Every record that follows must be duplicated exactly, with images left out.

━━ Records shown

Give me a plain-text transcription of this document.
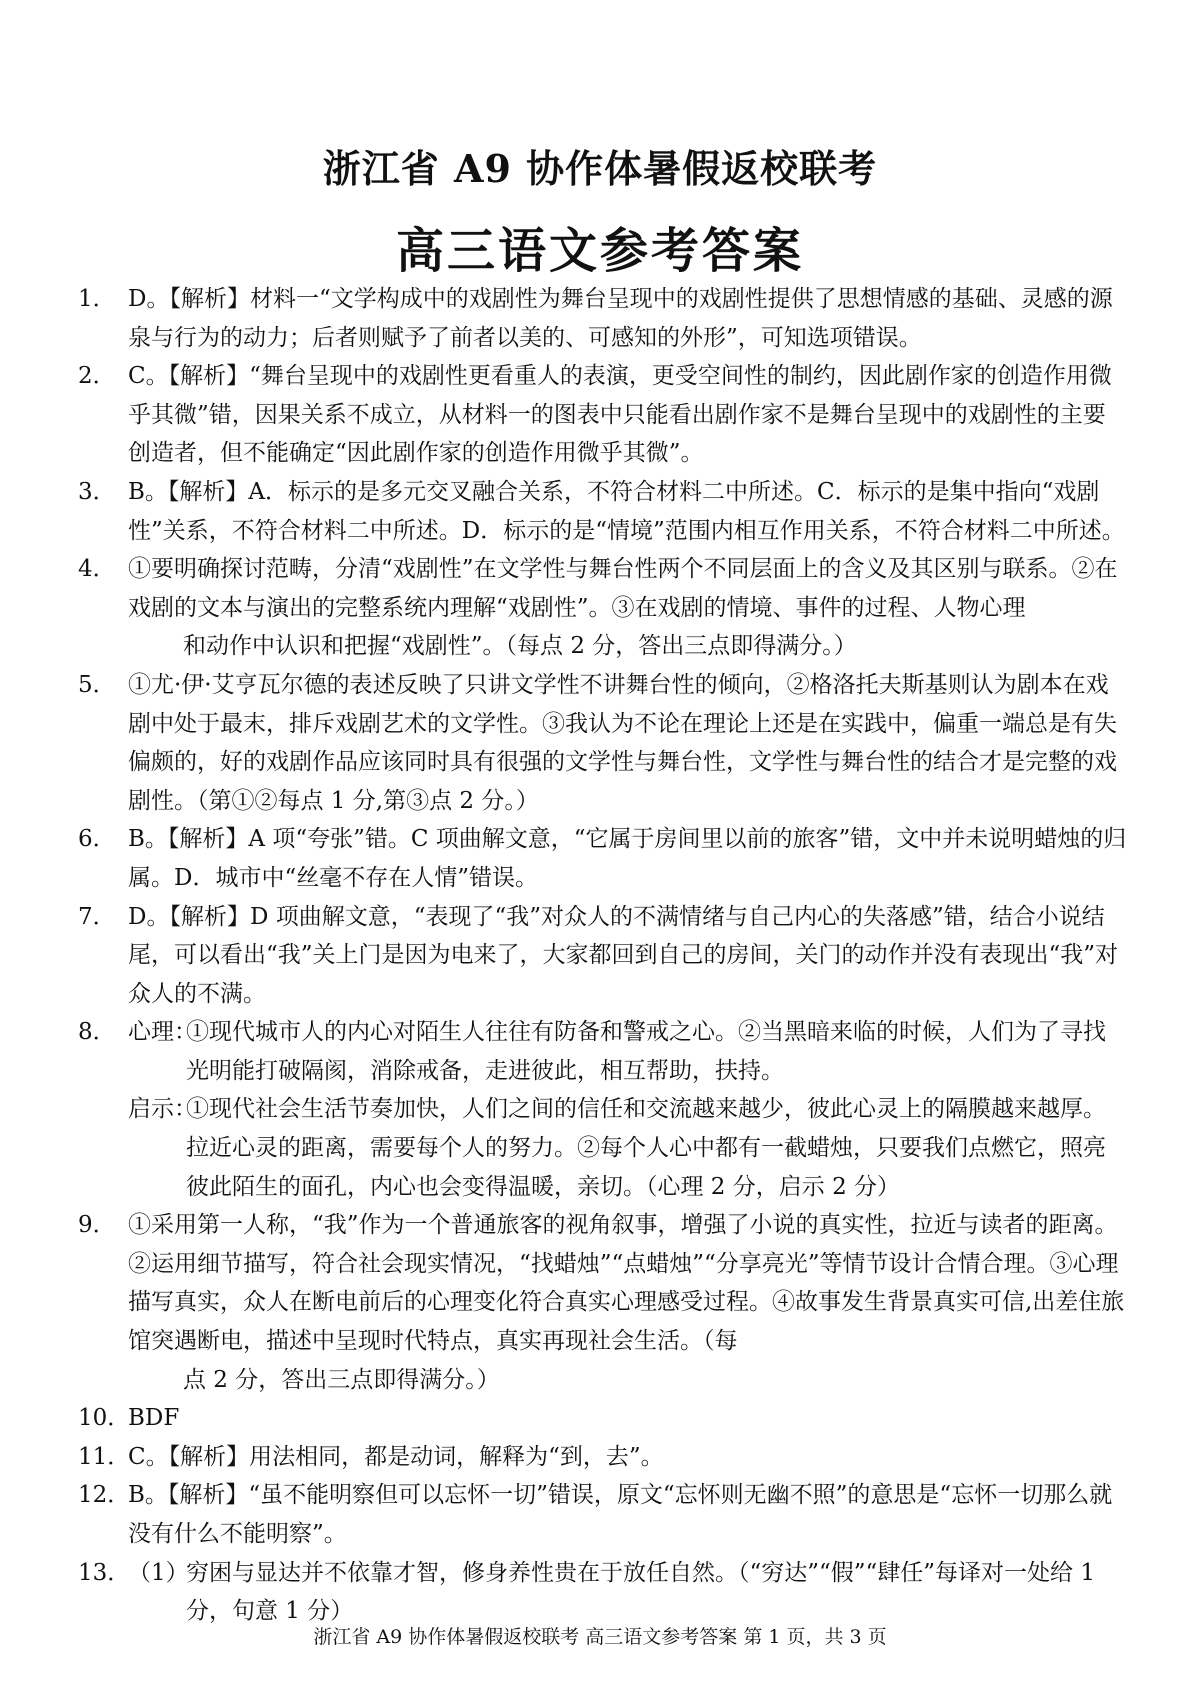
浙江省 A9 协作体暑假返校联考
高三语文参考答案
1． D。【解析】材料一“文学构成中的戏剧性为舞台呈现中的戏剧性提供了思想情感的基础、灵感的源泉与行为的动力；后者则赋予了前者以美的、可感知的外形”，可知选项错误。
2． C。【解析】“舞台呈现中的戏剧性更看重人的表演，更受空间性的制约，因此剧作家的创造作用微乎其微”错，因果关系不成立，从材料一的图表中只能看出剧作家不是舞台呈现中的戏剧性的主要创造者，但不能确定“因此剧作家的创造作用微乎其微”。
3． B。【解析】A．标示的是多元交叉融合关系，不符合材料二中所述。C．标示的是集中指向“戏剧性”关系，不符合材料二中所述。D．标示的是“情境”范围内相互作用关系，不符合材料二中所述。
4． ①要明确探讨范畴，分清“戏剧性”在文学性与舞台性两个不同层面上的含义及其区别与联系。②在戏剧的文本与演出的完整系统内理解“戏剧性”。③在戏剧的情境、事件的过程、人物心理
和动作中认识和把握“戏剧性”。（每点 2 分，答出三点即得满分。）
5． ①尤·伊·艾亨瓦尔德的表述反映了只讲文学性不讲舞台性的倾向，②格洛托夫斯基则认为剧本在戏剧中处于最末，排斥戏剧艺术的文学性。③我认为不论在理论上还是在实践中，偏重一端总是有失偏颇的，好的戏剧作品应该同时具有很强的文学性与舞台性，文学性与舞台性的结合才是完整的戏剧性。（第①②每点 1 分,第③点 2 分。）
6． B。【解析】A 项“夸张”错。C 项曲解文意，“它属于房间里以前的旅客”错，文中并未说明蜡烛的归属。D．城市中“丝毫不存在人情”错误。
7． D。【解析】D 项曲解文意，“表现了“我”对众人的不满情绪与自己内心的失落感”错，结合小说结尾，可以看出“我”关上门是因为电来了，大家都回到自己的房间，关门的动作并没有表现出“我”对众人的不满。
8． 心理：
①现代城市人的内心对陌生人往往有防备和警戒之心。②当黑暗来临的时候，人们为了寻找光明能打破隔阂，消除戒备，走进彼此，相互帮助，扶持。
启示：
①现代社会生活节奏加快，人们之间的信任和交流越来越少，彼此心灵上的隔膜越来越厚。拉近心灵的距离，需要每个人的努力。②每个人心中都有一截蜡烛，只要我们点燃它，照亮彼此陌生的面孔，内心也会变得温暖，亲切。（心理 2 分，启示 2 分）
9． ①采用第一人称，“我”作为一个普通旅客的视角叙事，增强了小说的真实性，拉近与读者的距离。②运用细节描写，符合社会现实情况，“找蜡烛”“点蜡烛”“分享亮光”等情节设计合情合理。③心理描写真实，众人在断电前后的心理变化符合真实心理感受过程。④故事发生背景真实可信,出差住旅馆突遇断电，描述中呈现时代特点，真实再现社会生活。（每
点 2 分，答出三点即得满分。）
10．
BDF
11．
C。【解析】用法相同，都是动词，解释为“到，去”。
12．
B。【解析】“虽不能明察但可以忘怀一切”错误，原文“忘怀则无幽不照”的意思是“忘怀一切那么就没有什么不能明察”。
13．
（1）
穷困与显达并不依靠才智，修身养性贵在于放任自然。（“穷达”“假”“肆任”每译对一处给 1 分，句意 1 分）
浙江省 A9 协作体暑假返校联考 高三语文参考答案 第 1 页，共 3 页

━━━━

## Solution to the problem
Give me a plain-text transcription of this document.
浙江省 A9 协作体暑假返校联考
高三语文参考答案
1． D。【解析】材料一“文学构成中的戏剧性为舞台呈现中的戏剧性提供了思想情感的基础、灵感的源泉与行为的动力；后者则赋予了前者以美的、可感知的外形”，可知选项错误。
2． C。【解析】“舞台呈现中的戏剧性更看重人的表演，更受空间性的制约，因此剧作家的创造作用微乎其微”错，因果关系不成立，从材料一的图表中只能看出剧作家不是舞台呈现中的戏剧性的主要创造者，但不能确定“因此剧作家的创造作用微乎其微”。
3． B。【解析】A．标示的是多元交叉融合关系，不符合材料二中所述。C．标示的是集中指向“戏剧性”关系，不符合材料二中所述。D．标示的是“情境”范围内相互作用关系，不符合材料二中所述。
4． ①要明确探讨范畴，分清“戏剧性”在文学性与舞台性两个不同层面上的含义及其区别与联系。②在戏剧的文本与演出的完整系统内理解“戏剧性”。③在戏剧的情境、事件的过程、人物心理
和动作中认识和把握“戏剧性”。（每点 2 分，答出三点即得满分。）
5． ①尤·伊·艾亨瓦尔德的表述反映了只讲文学性不讲舞台性的倾向，②格洛托夫斯基则认为剧本在戏剧中处于最末，排斥戏剧艺术的文学性。③我认为不论在理论上还是在实践中，偏重一端总是有失偏颇的，好的戏剧作品应该同时具有很强的文学性与舞台性，文学性与舞台性的结合才是完整的戏剧性。（第①②每点 1 分,第③点 2 分。）
6． B。【解析】A 项“夸张”错。C 项曲解文意，“它属于房间里以前的旅客”错，文中并未说明蜡烛的归属。D．城市中“丝毫不存在人情”错误。
7． D。【解析】D 项曲解文意，“表现了“我”对众人的不满情绪与自己内心的失落感”错，结合小说结尾，可以看出“我”关上门是因为电来了，大家都回到自己的房间，关门的动作并没有表现出“我”对众人的不满。
8． 心理：
①现代城市人的内心对陌生人往往有防备和警戒之心。②当黑暗来临的时候，人们为了寻找光明能打破隔阂，消除戒备，走进彼此，相互帮助，扶持。
启示：
①现代社会生活节奏加快，人们之间的信任和交流越来越少，彼此心灵上的隔膜越来越厚。拉近心灵的距离，需要每个人的努力。②每个人心中都有一截蜡烛，只要我们点燃它，照亮彼此陌生的面孔，内心也会变得温暖，亲切。（心理 2 分，启示 2 分）
9． ①采用第一人称，“我”作为一个普通旅客的视角叙事，增强了小说的真实性，拉近与读者的距离。②运用细节描写，符合社会现实情况，“找蜡烛”“点蜡烛”“分享亮光”等情节设计合情合理。③心理描写真实，众人在断电前后的心理变化符合真实心理感受过程。④故事发生背景真实可信,出差住旅馆突遇断电，描述中呈现时代特点，真实再现社会生活。（每
点 2 分，答出三点即得满分。）
10．
BDF
11．
C。【解析】用法相同，都是动词，解释为“到，去”。
12．
B。【解析】“虽不能明察但可以忘怀一切”错误，原文“忘怀则无幽不照”的意思是“忘怀一切那么就没有什么不能明察”。
13．
（1）
穷困与显达并不依靠才智，修身养性贵在于放任自然。（“穷达”“假”“肆任”每译对一处给 1 分，句意 1 分）
浙江省 A9 协作体暑假返校联考 高三语文参考答案 第 1 页，共 3 页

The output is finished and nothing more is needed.